• WHAT YOU SHOULD DO:
Find every line with the word "기반구조". Copy those lines.

• DATA LISTING:
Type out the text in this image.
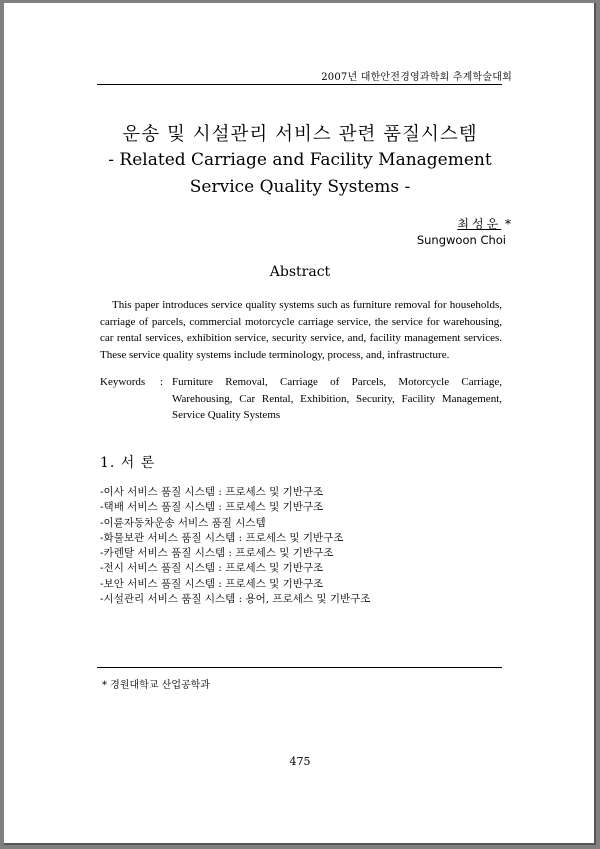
2007년 대한안전경영과학회 추계학술대회
운송 및 시설관리 서비스 관련 품질시스템
- Related Carriage and Facility Management
Service Quality Systems -
최성운 *
Sungwoon Choi
Abstract

This paper introduces service quality systems such as furniture removal for households, carriage of parcels, commercial motorcycle carriage service, the service for warehousing, car rental services, exhibition service, security service, and, facility management services. These service quality systems include terminology, process, and, infrastructure.

Keywords : Furniture Removal, Carriage of Parcels, Motorcycle Carriage, Warehousing, Car Rental, Exhibition, Security, Facility Management, Service Quality Systems
1. 서 론
-이사 서비스 품질 시스템 : 프로세스 및 기반구조
-택배 서비스 품질 시스템 : 프로세스 및 기반구조
-이륜자동차운송 서비스 품질 시스템
-화물보관 서비스 품질 시스템 : 프로세스 및 기반구조
-카렌탈 서비스 품질 시스템 : 프로세스 및 기반구조
-전시 서비스 품질 시스템 : 프로세스 및 기반구조
-보안 서비스 품질 시스템 : 프로세스 및 기반구조
-시설관리 서비스 품질 시스템 : 용어, 프로세스 및 기반구조
* 경원대학교 산업공학과
475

• FINAL RESULT:
-이사 서비스 품질 시스템 : 프로세스 및 기반구조
-택배 서비스 품질 시스템 : 프로세스 및 기반구조
-화물보관 서비스 품질 시스템 : 프로세스 및 기반구조
-카렌탈 서비스 품질 시스템 : 프로세스 및 기반구조
-전시 서비스 품질 시스템 : 프로세스 및 기반구조
-보안 서비스 품질 시스템 : 프로세스 및 기반구조
-시설관리 서비스 품질 시스템 : 용어, 프로세스 및 기반구조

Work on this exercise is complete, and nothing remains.